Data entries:
----------
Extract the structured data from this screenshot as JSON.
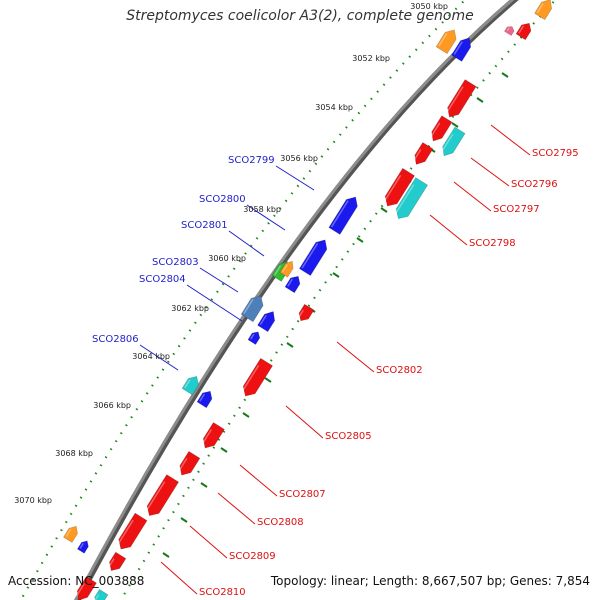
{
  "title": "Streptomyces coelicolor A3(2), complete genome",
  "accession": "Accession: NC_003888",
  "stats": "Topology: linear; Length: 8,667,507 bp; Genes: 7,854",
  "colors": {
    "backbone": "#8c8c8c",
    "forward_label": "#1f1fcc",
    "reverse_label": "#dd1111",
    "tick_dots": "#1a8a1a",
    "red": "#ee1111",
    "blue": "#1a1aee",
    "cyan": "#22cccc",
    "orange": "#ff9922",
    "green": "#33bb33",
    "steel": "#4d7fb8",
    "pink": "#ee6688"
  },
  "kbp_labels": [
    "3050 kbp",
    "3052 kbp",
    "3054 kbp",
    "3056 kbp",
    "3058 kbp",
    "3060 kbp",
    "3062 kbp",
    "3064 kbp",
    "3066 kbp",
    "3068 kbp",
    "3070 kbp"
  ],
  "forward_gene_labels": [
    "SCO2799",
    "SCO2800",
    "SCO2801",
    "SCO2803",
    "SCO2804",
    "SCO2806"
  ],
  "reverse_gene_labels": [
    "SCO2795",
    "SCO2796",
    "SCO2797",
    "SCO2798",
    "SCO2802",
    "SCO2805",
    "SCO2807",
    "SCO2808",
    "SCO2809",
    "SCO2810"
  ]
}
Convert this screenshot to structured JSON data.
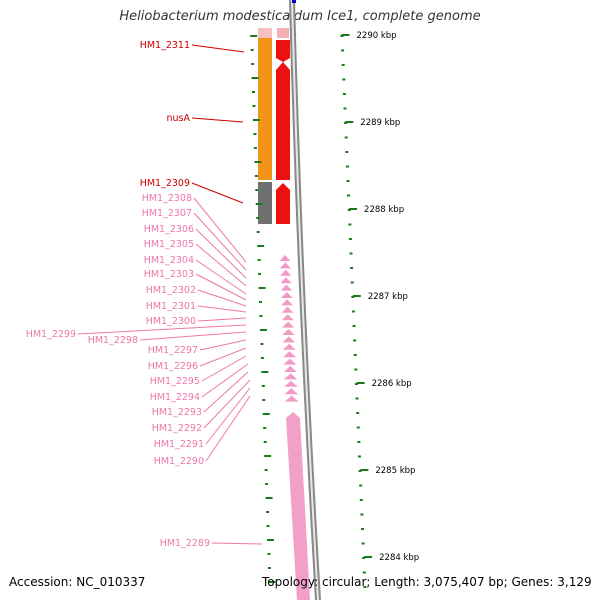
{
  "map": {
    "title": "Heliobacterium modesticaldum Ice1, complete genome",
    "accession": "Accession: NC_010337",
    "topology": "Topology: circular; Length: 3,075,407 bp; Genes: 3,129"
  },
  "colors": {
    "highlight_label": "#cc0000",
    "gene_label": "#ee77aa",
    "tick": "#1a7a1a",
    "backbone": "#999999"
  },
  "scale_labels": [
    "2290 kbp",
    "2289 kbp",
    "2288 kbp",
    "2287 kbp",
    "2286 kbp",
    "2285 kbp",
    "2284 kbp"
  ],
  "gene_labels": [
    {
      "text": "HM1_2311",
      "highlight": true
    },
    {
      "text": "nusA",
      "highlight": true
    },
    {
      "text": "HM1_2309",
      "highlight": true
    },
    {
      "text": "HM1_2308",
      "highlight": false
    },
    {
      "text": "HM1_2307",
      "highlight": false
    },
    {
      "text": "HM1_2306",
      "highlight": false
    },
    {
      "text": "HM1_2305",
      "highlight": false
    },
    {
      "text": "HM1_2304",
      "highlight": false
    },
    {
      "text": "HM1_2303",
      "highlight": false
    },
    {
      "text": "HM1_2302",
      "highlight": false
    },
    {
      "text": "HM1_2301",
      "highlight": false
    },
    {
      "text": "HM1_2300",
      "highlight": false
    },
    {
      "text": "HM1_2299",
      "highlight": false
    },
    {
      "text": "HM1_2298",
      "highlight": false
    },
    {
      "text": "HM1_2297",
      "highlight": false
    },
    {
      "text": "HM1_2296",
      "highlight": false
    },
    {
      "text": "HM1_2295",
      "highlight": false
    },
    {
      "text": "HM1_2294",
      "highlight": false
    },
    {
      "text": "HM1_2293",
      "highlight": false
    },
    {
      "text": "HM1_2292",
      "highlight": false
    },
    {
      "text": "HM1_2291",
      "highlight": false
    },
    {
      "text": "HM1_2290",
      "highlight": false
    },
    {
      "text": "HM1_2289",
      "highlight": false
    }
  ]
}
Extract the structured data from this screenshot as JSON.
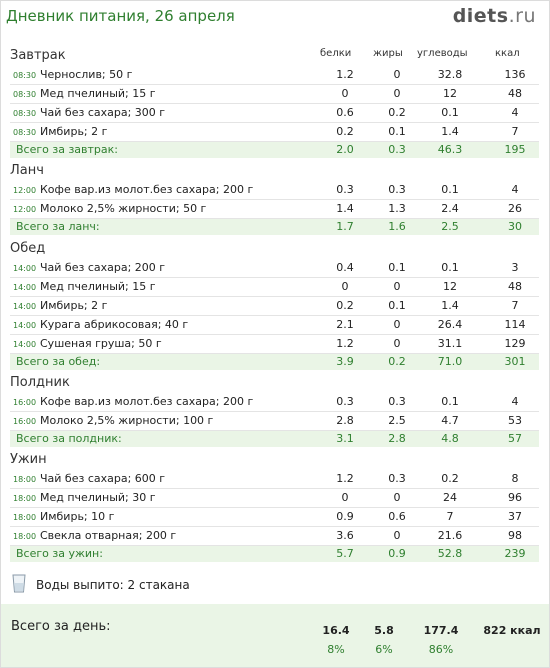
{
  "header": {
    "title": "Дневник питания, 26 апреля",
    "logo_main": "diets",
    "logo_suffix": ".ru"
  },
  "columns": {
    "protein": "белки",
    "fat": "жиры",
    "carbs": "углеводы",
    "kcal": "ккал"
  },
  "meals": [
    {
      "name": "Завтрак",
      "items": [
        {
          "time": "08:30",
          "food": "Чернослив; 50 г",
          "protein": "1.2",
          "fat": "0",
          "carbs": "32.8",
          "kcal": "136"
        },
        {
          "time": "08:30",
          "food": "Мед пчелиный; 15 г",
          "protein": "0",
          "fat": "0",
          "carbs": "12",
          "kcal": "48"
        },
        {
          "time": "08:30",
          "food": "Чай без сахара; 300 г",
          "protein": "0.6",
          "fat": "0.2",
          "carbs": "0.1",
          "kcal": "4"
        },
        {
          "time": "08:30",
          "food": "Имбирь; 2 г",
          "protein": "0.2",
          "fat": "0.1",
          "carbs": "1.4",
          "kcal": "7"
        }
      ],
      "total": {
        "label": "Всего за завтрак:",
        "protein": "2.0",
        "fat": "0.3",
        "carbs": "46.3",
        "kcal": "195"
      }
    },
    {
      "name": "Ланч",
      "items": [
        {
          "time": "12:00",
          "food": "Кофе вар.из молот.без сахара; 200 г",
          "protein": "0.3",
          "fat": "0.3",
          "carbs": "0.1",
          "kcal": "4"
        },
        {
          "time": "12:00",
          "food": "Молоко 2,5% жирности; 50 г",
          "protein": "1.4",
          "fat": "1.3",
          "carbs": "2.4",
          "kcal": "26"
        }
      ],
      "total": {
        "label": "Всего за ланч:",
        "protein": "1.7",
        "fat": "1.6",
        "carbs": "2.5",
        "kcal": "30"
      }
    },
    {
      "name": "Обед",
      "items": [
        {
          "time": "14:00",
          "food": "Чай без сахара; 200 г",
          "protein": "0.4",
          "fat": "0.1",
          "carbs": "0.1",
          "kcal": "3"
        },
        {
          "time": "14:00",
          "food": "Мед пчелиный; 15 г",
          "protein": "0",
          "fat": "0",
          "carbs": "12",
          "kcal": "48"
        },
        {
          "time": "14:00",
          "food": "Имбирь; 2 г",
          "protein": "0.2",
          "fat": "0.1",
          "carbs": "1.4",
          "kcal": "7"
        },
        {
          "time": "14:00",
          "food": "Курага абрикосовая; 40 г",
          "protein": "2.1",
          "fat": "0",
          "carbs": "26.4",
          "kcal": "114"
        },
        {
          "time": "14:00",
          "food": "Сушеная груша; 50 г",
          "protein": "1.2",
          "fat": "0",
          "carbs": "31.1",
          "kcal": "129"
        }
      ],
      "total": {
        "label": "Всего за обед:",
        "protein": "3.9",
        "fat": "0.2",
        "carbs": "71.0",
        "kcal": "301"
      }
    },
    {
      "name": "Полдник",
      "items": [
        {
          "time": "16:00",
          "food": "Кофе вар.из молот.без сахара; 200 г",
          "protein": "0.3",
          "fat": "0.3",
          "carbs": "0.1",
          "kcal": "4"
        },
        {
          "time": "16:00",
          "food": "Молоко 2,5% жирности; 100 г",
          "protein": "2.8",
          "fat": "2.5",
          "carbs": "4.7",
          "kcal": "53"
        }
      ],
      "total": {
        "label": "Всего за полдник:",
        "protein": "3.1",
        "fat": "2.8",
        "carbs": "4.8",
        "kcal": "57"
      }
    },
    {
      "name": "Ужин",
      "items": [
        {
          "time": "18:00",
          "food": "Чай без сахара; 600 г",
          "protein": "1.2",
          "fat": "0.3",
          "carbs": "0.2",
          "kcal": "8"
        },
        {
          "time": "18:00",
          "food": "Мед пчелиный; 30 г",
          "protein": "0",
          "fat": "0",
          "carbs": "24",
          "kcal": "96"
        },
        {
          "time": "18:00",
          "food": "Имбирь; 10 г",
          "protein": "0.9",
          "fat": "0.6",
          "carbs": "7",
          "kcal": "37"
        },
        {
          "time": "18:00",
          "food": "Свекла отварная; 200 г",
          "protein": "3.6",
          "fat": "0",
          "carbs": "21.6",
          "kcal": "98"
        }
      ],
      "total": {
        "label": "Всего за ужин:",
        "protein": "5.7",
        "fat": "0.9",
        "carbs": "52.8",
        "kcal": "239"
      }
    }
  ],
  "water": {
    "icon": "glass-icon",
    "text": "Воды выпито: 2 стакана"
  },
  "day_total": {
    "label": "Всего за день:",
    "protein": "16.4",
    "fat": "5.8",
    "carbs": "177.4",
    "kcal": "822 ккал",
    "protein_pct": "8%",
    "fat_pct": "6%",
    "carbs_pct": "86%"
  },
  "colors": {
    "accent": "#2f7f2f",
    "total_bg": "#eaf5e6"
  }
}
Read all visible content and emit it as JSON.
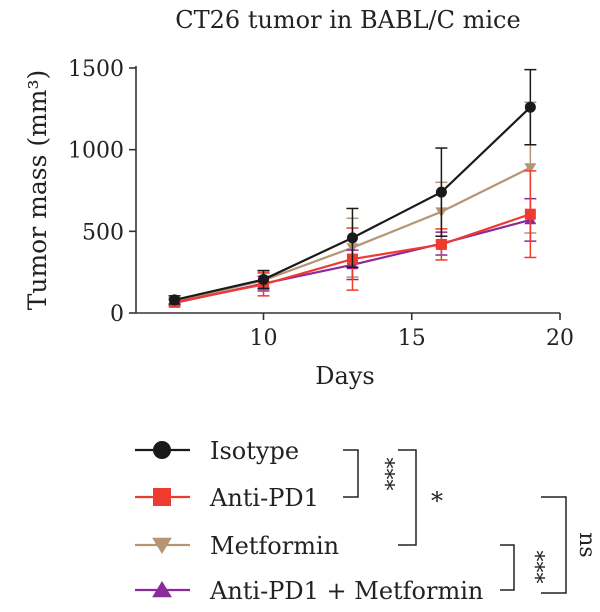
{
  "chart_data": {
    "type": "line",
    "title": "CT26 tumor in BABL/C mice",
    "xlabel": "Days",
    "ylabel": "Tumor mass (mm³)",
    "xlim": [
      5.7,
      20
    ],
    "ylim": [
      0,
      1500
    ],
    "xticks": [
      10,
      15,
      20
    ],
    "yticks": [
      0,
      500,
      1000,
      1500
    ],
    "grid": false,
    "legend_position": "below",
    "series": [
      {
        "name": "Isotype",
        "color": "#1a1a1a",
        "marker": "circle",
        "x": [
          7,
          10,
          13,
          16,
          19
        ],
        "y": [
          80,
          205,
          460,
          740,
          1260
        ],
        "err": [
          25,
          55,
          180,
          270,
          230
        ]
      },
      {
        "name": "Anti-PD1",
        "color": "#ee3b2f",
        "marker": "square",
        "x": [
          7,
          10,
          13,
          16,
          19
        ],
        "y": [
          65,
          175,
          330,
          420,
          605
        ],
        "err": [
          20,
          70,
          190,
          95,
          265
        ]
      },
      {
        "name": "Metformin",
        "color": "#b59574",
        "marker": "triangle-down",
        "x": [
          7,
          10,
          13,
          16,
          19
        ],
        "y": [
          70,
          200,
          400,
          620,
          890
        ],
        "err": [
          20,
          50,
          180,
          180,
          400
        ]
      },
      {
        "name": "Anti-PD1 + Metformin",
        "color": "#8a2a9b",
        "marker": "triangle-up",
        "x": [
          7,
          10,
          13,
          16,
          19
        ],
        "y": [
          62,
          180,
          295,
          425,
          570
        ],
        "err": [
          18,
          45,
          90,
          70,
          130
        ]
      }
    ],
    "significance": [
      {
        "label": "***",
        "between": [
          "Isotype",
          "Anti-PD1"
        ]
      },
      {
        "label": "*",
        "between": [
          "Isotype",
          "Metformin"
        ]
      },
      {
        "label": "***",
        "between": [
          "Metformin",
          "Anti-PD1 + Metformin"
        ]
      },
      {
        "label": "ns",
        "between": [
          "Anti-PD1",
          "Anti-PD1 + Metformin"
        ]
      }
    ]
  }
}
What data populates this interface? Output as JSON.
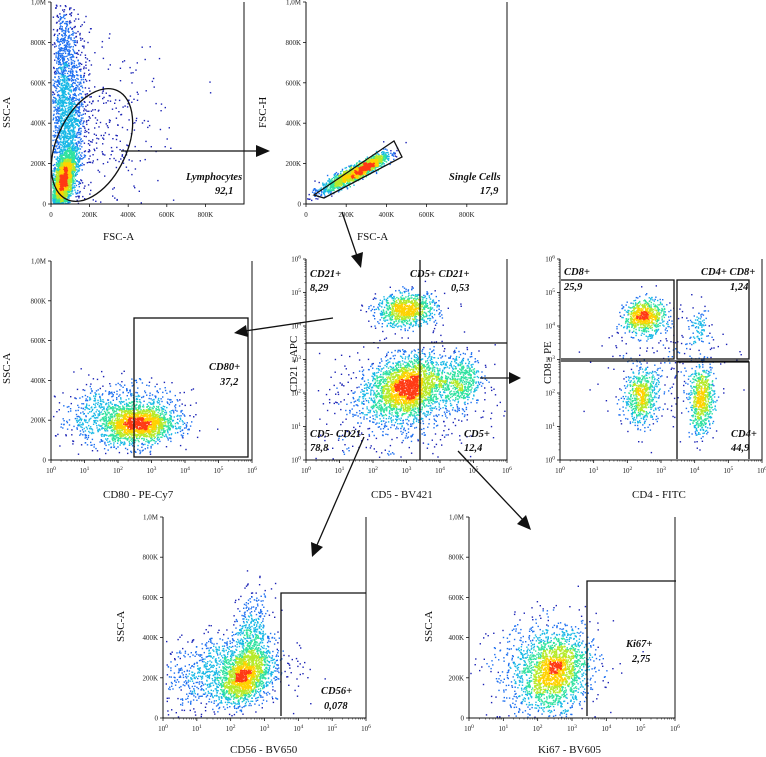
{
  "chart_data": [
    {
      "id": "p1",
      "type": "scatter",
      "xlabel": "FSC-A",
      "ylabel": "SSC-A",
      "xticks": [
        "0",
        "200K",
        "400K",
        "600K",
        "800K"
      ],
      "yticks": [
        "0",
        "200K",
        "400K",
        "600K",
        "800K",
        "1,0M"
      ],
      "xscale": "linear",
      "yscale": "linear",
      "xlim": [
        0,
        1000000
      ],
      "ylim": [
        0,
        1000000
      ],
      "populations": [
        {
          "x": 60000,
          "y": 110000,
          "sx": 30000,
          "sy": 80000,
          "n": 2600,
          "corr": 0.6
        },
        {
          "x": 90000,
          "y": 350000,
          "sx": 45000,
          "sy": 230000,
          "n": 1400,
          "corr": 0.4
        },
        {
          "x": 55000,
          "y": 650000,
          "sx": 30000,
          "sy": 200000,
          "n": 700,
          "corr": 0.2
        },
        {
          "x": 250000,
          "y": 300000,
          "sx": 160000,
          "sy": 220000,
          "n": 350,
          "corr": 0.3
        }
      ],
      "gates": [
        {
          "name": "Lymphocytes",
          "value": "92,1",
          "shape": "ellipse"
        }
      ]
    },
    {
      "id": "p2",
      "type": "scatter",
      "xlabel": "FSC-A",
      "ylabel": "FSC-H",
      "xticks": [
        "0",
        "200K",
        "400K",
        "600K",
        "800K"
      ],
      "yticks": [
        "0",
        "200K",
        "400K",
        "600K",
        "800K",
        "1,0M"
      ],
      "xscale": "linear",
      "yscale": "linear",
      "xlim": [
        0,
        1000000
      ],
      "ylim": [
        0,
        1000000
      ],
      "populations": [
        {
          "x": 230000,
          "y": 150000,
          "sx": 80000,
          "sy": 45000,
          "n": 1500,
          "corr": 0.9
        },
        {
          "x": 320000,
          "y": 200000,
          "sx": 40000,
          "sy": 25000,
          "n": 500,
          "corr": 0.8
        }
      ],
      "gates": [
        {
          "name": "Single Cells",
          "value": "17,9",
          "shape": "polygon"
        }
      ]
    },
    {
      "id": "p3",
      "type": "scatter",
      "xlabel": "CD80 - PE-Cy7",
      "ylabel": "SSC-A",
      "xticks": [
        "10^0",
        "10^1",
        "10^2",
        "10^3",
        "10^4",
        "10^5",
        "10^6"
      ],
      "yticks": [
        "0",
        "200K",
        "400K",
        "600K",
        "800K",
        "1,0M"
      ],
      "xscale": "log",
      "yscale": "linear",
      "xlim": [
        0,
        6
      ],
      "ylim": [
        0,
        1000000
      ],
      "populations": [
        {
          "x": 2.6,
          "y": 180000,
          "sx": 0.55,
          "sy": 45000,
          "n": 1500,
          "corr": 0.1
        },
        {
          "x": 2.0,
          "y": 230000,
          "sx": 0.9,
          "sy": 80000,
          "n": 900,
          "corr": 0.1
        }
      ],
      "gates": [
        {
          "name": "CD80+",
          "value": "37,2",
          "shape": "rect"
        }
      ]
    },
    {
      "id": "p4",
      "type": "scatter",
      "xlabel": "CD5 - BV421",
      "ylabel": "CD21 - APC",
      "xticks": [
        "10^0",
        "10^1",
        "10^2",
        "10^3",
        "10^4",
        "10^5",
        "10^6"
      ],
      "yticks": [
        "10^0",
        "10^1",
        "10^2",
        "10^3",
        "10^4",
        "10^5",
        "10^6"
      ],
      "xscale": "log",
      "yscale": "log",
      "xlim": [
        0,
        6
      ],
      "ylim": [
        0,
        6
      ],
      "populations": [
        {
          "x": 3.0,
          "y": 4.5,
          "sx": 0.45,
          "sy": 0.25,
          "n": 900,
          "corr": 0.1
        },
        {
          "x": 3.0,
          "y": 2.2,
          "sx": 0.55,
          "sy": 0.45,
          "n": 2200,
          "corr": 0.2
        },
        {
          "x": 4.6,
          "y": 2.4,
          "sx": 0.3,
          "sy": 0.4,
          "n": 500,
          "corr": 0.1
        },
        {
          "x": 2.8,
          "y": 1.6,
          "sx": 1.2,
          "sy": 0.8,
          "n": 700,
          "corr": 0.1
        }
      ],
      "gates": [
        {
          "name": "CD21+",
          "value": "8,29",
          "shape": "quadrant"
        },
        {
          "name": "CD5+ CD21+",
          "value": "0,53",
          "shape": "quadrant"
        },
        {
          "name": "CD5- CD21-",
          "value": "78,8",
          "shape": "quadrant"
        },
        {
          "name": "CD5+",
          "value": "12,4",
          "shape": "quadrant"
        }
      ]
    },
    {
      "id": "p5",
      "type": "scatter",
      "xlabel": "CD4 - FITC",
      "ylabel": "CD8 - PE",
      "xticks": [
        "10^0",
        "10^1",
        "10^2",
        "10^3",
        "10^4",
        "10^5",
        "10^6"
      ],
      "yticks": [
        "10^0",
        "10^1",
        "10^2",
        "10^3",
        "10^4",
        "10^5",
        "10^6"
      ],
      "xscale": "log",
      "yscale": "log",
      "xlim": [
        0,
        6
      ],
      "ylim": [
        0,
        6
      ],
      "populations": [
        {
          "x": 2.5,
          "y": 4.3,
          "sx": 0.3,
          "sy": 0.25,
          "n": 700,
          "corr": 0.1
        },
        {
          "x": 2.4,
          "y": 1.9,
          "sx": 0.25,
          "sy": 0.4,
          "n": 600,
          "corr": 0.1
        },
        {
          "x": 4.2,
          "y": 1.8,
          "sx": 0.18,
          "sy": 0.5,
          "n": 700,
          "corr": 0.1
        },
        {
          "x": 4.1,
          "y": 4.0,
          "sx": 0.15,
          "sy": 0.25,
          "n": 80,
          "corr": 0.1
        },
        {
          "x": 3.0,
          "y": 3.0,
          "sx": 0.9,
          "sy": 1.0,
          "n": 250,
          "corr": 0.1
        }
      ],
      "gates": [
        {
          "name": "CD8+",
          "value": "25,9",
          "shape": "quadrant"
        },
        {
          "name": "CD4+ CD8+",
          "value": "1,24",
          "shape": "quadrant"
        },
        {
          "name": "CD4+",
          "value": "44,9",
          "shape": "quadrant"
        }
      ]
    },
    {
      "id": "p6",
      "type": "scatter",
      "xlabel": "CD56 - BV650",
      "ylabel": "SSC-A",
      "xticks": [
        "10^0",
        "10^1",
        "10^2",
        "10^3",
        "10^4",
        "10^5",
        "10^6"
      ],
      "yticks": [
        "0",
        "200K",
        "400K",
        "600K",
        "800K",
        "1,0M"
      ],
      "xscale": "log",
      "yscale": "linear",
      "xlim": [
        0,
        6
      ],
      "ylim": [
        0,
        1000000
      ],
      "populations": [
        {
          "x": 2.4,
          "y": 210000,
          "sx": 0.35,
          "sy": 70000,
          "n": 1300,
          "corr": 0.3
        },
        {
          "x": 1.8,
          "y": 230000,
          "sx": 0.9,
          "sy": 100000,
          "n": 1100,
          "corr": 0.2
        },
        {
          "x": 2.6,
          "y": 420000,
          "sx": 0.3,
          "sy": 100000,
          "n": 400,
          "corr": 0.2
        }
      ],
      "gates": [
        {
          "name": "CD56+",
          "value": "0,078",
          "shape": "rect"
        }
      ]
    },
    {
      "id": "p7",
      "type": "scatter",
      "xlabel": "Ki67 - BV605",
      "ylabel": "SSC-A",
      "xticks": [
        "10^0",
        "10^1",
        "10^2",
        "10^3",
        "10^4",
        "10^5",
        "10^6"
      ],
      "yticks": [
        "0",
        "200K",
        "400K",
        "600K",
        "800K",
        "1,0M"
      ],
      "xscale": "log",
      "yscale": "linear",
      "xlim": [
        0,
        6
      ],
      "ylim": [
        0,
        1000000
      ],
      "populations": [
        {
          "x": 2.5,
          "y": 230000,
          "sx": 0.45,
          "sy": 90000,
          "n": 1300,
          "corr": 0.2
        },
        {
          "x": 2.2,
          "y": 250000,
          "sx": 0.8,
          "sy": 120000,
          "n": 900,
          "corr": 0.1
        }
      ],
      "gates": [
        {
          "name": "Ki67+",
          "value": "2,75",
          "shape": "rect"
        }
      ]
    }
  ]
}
----------
PROBLEM: Search the lines above for the string "Length" and copy each line that has it.

RESULT FOR THIS EXERCISE:
  "stats": "Topology: linear; Length: 8,667,507 bp; Genes: 7,854",
    "topology": "Topology: circular; Length: 3,075,407 bp; Genes: 3,129"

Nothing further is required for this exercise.